Figure record extracts:
──────
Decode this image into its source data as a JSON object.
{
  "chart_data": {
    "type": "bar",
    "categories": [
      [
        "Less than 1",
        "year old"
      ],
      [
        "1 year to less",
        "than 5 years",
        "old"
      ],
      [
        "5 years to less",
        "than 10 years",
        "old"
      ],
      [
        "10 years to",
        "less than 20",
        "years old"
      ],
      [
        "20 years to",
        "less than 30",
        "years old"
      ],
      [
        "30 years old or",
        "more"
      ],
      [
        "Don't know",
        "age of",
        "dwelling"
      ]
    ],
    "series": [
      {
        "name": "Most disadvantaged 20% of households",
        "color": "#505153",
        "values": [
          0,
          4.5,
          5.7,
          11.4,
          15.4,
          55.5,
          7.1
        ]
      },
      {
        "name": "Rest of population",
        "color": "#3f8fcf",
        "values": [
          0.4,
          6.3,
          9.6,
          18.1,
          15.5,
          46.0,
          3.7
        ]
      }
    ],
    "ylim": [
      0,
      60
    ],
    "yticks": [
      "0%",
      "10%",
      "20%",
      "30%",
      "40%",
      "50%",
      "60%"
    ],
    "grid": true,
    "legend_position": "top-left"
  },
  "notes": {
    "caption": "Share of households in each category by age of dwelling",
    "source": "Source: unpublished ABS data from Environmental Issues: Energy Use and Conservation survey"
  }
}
──────
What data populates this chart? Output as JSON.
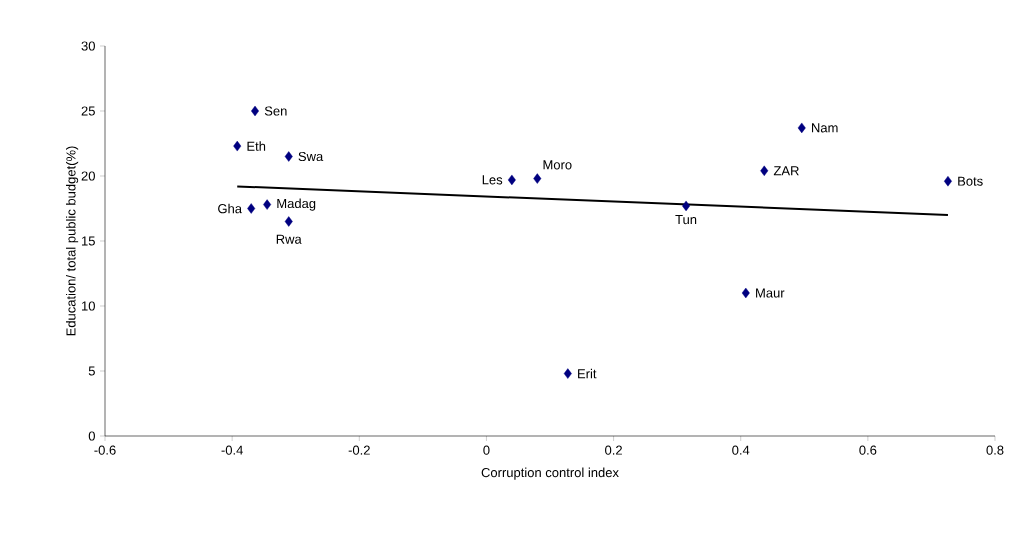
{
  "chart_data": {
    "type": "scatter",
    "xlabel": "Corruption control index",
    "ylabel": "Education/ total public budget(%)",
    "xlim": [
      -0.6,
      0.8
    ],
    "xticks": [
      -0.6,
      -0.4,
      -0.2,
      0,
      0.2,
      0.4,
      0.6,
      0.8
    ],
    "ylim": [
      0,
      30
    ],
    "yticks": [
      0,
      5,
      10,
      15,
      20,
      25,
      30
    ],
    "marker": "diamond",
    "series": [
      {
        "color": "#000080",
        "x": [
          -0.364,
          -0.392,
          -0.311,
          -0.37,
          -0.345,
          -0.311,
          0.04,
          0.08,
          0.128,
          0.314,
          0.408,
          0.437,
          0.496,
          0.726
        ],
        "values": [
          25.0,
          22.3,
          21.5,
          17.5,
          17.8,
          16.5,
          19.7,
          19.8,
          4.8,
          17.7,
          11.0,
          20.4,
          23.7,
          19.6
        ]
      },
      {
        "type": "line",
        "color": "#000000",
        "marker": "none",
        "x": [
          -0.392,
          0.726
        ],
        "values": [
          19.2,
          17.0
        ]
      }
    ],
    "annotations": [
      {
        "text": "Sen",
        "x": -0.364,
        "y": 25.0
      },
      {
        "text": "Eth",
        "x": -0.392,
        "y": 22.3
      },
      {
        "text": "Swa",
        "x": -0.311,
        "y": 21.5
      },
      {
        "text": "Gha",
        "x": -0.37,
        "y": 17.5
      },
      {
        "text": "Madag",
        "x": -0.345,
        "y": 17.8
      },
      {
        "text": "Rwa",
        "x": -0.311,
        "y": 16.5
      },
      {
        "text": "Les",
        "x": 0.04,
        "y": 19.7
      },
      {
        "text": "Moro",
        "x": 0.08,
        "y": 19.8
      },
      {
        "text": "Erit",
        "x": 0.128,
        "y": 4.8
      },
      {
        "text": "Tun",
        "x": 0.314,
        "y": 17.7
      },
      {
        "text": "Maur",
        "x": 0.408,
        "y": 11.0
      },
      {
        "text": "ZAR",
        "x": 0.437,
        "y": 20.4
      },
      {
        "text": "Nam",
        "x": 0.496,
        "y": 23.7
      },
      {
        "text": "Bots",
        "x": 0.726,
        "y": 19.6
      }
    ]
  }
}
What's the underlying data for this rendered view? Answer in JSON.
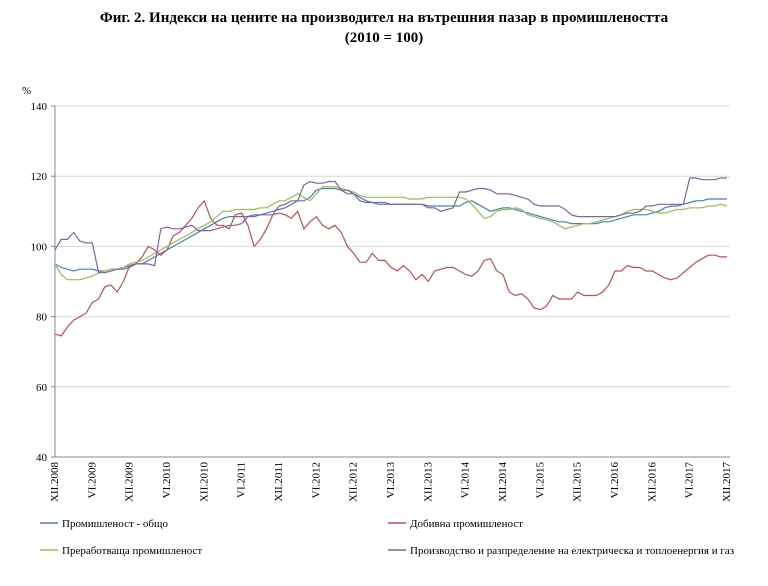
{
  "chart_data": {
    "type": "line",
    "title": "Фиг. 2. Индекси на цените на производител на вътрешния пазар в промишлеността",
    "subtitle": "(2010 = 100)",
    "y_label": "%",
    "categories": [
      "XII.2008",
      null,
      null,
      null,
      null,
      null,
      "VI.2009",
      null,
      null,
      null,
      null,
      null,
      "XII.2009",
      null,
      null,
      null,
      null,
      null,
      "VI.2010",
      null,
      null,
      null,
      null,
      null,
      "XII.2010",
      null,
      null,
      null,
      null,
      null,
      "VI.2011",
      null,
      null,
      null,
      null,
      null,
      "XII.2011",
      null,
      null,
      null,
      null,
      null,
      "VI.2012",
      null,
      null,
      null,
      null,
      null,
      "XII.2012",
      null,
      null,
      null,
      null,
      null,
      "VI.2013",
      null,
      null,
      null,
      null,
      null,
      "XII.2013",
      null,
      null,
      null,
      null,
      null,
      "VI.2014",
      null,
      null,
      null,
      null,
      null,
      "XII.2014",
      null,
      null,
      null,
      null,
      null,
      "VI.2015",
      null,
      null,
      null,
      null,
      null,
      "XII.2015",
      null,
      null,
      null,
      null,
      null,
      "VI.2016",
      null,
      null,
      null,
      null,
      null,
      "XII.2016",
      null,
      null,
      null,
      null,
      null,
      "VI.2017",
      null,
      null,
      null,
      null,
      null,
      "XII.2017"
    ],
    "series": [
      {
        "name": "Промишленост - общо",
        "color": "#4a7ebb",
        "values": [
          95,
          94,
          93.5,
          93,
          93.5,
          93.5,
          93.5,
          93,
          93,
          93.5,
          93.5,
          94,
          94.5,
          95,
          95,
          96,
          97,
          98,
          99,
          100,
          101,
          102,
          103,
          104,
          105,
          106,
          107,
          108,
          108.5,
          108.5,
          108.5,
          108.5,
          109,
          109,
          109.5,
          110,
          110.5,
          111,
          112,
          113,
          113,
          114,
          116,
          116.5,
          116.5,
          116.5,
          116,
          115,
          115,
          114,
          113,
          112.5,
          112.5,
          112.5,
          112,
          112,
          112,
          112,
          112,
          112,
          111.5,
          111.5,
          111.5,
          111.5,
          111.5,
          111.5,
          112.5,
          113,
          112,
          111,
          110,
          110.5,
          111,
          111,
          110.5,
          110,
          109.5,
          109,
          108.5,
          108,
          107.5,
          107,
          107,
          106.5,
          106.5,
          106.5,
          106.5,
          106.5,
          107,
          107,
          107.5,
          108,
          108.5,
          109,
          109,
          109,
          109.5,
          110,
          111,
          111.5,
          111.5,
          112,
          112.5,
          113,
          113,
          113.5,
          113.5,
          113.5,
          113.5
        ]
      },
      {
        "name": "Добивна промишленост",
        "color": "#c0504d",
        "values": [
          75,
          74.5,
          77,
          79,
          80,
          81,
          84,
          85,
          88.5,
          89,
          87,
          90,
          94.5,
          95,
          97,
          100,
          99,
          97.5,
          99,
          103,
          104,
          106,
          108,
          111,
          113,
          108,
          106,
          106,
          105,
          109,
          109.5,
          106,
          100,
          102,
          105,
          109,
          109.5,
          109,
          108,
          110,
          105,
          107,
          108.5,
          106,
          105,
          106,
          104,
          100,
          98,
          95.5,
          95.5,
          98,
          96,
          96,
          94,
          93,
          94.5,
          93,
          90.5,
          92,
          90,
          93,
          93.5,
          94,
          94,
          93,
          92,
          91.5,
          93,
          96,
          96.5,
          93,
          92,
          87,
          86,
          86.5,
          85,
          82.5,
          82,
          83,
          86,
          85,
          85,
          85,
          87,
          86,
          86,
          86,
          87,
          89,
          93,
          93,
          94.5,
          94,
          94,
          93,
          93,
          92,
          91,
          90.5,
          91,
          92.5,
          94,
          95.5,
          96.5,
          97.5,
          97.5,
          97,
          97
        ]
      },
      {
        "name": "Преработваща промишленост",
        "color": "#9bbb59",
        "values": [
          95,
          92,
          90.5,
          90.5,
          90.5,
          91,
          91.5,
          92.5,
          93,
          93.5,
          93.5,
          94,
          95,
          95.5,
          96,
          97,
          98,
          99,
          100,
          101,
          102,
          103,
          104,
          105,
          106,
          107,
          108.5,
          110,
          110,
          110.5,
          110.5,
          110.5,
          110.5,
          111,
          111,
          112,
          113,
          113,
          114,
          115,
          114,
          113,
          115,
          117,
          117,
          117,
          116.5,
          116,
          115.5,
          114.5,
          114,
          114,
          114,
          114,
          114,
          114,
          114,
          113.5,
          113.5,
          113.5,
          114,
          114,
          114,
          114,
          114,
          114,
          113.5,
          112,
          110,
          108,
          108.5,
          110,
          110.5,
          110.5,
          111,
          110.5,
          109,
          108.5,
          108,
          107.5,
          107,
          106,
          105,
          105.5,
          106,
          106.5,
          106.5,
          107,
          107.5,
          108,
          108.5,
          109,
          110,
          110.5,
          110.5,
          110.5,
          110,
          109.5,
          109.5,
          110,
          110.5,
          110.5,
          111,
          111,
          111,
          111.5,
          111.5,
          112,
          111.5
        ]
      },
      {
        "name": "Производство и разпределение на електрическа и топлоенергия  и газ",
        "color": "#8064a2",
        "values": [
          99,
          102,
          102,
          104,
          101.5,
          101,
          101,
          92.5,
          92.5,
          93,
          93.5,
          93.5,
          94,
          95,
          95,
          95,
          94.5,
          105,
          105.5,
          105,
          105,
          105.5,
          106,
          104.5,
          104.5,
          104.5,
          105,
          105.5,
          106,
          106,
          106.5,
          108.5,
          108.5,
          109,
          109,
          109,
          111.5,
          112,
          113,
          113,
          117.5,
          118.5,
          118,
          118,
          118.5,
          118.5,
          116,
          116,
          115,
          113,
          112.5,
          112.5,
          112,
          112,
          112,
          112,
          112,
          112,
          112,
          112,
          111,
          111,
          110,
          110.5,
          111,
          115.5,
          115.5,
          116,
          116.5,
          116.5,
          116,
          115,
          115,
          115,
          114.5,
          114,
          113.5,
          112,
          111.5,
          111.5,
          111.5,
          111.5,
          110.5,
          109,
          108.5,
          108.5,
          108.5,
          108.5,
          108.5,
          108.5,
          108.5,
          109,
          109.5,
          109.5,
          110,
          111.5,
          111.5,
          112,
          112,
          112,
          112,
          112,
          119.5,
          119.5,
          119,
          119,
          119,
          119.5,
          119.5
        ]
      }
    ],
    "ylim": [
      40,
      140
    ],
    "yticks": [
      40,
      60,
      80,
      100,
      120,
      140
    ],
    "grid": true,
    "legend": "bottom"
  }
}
──────
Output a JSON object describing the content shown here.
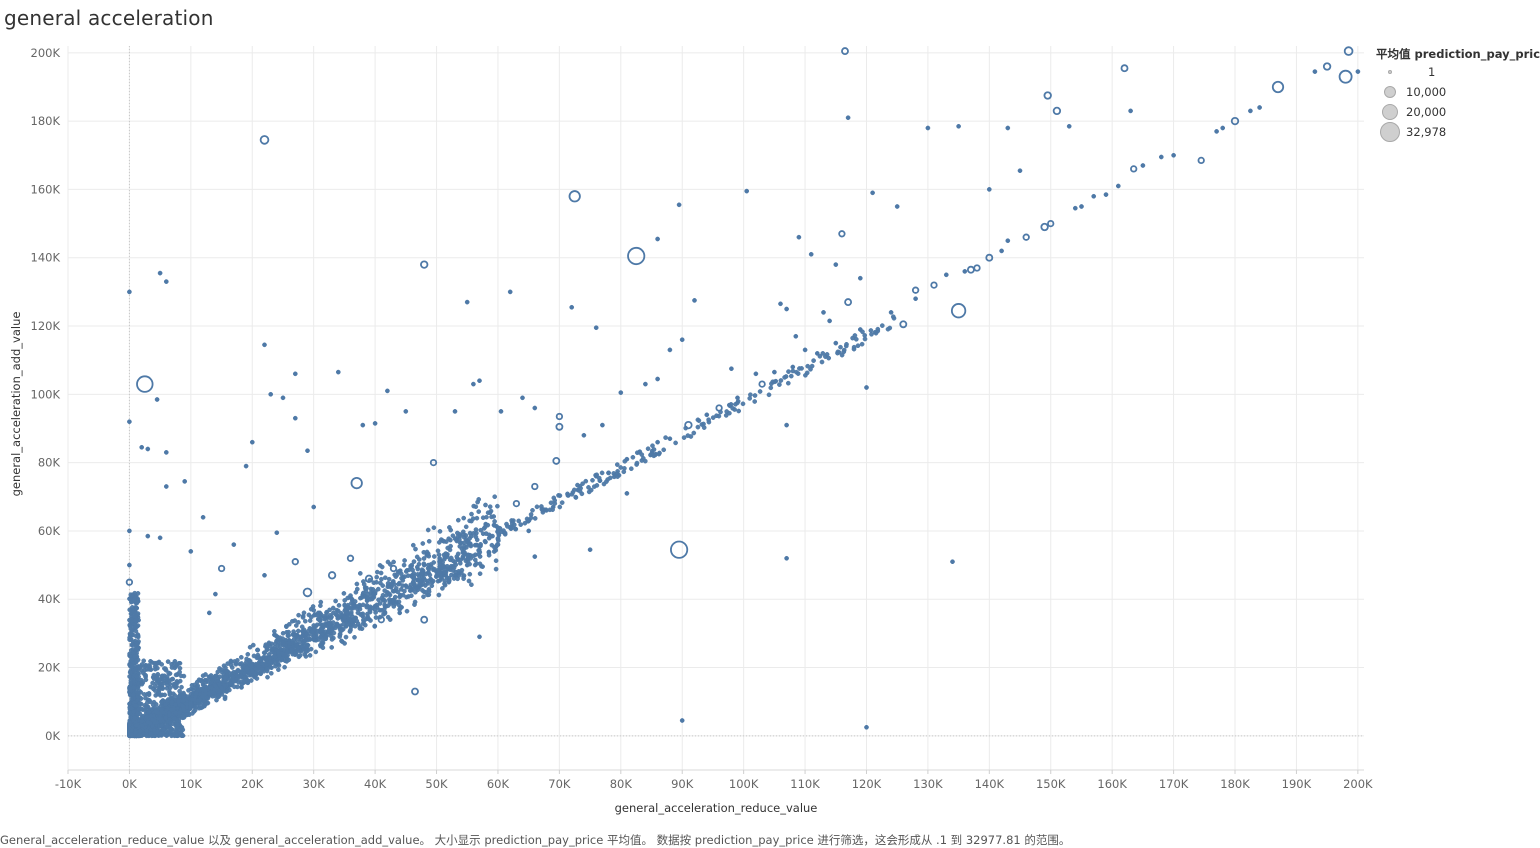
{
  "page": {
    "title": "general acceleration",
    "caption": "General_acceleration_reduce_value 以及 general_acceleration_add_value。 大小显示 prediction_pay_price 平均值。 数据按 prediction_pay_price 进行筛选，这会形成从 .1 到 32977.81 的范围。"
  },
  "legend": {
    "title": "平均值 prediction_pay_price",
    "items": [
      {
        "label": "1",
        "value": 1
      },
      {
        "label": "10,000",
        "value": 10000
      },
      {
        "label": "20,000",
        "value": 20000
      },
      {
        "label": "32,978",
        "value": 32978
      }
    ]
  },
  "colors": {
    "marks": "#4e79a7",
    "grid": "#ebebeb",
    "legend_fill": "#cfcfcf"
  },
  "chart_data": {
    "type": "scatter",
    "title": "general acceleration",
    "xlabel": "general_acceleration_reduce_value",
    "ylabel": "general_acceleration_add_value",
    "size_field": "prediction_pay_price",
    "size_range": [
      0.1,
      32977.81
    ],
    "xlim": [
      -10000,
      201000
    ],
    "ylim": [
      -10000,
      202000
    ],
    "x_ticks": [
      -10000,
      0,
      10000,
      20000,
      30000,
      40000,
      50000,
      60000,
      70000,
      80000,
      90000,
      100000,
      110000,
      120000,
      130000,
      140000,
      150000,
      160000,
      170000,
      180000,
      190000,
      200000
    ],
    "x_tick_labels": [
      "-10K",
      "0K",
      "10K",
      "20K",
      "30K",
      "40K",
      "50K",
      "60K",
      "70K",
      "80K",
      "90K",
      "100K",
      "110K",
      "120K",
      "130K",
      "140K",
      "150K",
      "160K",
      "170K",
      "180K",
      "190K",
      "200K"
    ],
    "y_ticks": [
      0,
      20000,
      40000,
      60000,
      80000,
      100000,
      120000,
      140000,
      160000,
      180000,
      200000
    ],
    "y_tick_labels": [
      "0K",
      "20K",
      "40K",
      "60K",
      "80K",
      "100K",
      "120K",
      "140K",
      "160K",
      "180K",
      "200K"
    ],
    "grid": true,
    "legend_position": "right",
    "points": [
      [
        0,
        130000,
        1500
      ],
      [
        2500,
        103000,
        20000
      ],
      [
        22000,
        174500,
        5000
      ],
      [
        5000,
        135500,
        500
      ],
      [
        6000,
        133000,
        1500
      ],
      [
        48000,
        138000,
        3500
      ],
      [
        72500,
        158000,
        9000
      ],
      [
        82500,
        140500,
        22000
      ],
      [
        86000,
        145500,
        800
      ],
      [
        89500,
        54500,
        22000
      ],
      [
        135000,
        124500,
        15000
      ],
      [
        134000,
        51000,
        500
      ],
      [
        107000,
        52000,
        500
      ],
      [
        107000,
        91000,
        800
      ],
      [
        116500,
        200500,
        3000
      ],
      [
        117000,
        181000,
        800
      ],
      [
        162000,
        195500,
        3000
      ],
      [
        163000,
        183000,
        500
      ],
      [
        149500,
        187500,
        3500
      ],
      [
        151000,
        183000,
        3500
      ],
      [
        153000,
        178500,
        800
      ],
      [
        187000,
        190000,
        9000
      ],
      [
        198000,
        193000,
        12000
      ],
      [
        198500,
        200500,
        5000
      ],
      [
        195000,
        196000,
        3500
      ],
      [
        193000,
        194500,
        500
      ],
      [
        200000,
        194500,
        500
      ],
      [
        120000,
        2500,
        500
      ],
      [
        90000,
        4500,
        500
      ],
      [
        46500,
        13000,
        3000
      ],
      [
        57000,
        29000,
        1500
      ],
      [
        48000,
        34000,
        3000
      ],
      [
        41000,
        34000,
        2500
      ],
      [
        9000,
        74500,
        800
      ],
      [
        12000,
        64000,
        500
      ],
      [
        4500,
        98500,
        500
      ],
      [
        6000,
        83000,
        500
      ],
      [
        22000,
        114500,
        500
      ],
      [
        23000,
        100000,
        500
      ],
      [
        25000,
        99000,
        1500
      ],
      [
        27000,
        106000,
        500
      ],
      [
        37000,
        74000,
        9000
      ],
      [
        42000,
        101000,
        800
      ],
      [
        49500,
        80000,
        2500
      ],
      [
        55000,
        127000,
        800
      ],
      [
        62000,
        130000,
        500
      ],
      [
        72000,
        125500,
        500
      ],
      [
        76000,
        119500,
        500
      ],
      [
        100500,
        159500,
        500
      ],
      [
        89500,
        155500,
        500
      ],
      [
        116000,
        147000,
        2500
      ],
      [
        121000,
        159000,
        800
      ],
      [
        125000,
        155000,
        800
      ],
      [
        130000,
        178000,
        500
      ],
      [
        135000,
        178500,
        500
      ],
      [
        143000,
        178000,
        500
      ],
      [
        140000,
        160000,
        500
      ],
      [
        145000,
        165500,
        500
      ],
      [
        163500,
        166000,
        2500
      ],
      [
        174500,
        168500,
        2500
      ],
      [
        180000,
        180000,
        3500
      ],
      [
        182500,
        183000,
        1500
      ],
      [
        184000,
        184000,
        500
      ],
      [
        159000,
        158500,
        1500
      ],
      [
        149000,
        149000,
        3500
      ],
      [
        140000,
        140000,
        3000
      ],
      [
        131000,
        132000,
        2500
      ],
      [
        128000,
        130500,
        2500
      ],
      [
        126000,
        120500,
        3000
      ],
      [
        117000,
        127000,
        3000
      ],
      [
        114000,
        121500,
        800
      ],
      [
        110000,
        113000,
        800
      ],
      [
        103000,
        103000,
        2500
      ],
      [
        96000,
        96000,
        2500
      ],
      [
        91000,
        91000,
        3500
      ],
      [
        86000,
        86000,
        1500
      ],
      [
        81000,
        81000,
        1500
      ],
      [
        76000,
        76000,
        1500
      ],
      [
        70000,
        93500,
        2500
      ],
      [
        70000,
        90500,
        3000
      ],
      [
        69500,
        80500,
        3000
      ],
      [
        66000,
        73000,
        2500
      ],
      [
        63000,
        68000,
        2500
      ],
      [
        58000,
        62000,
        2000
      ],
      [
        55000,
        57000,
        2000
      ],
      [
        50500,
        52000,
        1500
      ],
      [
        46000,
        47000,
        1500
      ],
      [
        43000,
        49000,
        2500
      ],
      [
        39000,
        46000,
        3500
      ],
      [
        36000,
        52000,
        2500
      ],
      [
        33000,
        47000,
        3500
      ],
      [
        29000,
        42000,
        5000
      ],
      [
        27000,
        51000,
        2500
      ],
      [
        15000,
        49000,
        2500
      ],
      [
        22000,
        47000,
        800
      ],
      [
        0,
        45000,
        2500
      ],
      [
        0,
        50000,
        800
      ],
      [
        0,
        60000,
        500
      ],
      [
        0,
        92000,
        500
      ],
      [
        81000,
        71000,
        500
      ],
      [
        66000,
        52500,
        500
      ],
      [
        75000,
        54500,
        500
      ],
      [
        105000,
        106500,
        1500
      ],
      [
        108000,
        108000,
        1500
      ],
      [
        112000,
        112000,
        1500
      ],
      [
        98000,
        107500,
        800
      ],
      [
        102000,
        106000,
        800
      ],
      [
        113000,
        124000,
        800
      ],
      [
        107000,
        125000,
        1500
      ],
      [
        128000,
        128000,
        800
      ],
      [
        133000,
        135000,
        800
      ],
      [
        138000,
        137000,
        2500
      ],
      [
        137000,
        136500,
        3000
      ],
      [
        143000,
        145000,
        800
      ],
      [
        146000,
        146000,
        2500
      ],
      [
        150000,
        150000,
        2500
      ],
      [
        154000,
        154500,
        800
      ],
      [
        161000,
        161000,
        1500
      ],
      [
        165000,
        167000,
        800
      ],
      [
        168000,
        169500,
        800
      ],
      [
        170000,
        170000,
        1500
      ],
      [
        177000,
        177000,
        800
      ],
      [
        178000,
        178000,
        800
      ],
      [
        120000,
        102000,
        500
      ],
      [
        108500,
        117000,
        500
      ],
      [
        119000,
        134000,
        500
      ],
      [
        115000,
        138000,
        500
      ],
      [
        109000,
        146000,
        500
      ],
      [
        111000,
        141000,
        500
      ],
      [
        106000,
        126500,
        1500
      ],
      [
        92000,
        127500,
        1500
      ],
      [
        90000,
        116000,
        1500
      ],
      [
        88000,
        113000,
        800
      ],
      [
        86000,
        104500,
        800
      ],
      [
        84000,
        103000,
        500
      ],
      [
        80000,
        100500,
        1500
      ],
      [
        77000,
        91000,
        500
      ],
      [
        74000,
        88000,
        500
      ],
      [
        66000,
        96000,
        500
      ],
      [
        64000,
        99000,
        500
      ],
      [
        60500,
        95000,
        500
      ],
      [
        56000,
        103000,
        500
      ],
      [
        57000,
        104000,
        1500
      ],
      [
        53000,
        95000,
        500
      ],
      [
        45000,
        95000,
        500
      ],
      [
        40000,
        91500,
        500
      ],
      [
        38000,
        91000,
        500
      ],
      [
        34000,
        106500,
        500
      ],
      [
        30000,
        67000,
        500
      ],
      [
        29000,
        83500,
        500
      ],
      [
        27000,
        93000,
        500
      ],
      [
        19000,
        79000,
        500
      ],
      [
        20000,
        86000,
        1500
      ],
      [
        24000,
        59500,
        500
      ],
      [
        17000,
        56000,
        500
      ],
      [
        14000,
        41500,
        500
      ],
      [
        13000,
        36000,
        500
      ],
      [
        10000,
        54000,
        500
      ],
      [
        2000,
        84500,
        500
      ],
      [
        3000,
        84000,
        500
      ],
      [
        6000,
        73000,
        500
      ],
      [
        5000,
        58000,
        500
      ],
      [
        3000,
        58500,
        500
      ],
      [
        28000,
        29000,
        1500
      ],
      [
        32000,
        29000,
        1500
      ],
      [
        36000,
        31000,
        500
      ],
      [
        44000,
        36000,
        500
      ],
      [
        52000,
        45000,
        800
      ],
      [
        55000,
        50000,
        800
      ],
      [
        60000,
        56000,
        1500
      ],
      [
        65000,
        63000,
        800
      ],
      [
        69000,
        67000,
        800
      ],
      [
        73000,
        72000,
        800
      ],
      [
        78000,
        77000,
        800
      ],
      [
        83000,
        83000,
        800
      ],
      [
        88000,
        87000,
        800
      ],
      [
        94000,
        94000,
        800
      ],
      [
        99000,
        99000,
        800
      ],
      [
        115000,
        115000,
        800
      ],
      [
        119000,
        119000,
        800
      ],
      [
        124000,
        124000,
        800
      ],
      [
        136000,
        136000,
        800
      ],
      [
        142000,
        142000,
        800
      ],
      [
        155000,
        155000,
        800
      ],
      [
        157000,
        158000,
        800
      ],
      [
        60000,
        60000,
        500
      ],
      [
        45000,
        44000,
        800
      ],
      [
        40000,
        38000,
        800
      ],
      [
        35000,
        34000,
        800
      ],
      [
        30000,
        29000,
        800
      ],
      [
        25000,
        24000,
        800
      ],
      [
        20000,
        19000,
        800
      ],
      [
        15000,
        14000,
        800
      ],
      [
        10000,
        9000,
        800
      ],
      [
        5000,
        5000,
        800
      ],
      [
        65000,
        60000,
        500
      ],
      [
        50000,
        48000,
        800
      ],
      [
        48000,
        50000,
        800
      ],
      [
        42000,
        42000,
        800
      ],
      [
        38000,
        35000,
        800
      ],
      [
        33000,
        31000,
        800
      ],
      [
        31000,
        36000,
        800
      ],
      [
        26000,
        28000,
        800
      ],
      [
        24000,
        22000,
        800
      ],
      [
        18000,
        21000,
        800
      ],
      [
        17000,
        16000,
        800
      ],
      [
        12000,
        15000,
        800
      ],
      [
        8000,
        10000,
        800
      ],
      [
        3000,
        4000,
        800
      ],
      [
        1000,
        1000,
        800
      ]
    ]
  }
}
──────
Exercise brief: Find the lines above holding the word "than" and show them.

Result:
        "Less than 1",
        "than 5 years",
        "than 10 years",
        "less than 20",
        "less than 30",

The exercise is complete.